→ **Supplied material**
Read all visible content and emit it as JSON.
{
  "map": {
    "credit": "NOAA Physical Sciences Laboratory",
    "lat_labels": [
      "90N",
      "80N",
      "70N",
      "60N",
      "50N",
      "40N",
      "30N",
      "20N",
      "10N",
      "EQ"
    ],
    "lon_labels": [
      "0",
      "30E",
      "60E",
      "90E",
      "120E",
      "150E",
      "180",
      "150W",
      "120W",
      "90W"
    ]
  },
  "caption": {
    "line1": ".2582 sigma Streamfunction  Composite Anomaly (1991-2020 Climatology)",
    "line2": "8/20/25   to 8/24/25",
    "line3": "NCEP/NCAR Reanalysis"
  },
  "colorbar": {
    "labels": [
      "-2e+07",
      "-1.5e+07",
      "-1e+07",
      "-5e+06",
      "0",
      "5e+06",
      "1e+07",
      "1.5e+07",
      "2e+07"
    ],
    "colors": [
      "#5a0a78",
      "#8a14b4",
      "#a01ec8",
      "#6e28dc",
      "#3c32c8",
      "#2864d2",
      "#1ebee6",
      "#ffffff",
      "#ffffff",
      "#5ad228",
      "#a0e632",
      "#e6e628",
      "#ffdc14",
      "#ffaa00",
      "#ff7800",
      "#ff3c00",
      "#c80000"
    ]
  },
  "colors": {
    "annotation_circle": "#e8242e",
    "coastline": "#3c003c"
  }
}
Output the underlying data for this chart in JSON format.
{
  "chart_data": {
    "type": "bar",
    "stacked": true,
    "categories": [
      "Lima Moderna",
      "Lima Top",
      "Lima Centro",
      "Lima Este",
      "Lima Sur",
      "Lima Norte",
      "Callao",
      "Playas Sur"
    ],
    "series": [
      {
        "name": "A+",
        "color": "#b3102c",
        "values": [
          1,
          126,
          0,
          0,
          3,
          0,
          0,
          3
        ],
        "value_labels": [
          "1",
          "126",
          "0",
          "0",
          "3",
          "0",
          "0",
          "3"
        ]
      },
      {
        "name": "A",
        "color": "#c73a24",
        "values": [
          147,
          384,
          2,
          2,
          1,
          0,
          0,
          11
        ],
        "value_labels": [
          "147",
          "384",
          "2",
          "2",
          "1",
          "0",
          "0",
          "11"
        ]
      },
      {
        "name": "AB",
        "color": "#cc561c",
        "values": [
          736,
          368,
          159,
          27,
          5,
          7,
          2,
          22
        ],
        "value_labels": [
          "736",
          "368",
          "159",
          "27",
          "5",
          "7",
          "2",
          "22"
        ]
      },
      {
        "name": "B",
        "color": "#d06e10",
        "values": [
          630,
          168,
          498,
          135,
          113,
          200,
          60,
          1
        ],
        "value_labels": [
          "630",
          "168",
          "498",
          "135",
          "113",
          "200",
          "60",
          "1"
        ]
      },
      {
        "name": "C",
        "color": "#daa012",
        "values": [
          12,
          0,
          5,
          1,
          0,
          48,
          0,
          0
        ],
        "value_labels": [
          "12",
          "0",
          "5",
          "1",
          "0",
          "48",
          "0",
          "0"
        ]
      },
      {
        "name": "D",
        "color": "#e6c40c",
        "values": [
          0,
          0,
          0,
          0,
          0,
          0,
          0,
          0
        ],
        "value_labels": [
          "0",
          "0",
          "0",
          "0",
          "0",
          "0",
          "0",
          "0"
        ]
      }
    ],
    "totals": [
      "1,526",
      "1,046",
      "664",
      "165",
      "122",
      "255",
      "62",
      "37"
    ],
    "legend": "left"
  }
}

→ **What is needed**
Transcribe the full listing above without leaving anything out.

→ **Result of this exercise**
Read all visible content and emit it as JSON.
{
  "map": {
    "credit": "NOAA Physical Sciences Laboratory",
    "lat_labels": [
      "90N",
      "80N",
      "70N",
      "60N",
      "50N",
      "40N",
      "30N",
      "20N",
      "10N",
      "EQ"
    ],
    "lon_labels": [
      "0",
      "30E",
      "60E",
      "90E",
      "120E",
      "150E",
      "180",
      "150W",
      "120W",
      "90W"
    ]
  },
  "caption": {
    "line1": ".2582 sigma Streamfunction  Composite Anomaly (1991-2020 Climatology)",
    "line2": "8/20/25   to 8/24/25",
    "line3": "NCEP/NCAR Reanalysis"
  },
  "colorbar": {
    "labels": [
      "-2e+07",
      "-1.5e+07",
      "-1e+07",
      "-5e+06",
      "0",
      "5e+06",
      "1e+07",
      "1.5e+07",
      "2e+07"
    ],
    "colors": [
      "#5a0a78",
      "#8a14b4",
      "#a01ec8",
      "#6e28dc",
      "#3c32c8",
      "#2864d2",
      "#1ebee6",
      "#ffffff",
      "#ffffff",
      "#5ad228",
      "#a0e632",
      "#e6e628",
      "#ffdc14",
      "#ffaa00",
      "#ff7800",
      "#ff3c00",
      "#c80000"
    ]
  },
  "colors": {
    "annotation_circle": "#e8242e",
    "coastline": "#3c003c"
  }
}
Output the underlying data for this chart in JSON format.
{
  "chart_data": {
    "type": "bar",
    "stacked": true,
    "categories": [
      "Lima Moderna",
      "Lima Top",
      "Lima Centro",
      "Lima Este",
      "Lima Sur",
      "Lima Norte",
      "Callao",
      "Playas Sur"
    ],
    "series": [
      {
        "name": "A+",
        "color": "#b3102c",
        "values": [
          1,
          126,
          0,
          0,
          3,
          0,
          0,
          3
        ],
        "value_labels": [
          "1",
          "126",
          "0",
          "0",
          "3",
          "0",
          "0",
          "3"
        ]
      },
      {
        "name": "A",
        "color": "#c73a24",
        "values": [
          147,
          384,
          2,
          2,
          1,
          0,
          0,
          11
        ],
        "value_labels": [
          "147",
          "384",
          "2",
          "2",
          "1",
          "0",
          "0",
          "11"
        ]
      },
      {
        "name": "AB",
        "color": "#cc561c",
        "values": [
          736,
          368,
          159,
          27,
          5,
          7,
          2,
          22
        ],
        "value_labels": [
          "736",
          "368",
          "159",
          "27",
          "5",
          "7",
          "2",
          "22"
        ]
      },
      {
        "name": "B",
        "color": "#d06e10",
        "values": [
          630,
          168,
          498,
          135,
          113,
          200,
          60,
          1
        ],
        "value_labels": [
          "630",
          "168",
          "498",
          "135",
          "113",
          "200",
          "60",
          "1"
        ]
      },
      {
        "name": "C",
        "color": "#daa012",
        "values": [
          12,
          0,
          5,
          1,
          0,
          48,
          0,
          0
        ],
        "value_labels": [
          "12",
          "0",
          "5",
          "1",
          "0",
          "48",
          "0",
          "0"
        ]
      },
      {
        "name": "D",
        "color": "#e6c40c",
        "values": [
          0,
          0,
          0,
          0,
          0,
          0,
          0,
          0
        ],
        "value_labels": [
          "0",
          "0",
          "0",
          "0",
          "0",
          "0",
          "0",
          "0"
        ]
      }
    ],
    "totals": [
      "1,526",
      "1,046",
      "664",
      "165",
      "122",
      "255",
      "62",
      "37"
    ],
    "legend": "left"
  }
}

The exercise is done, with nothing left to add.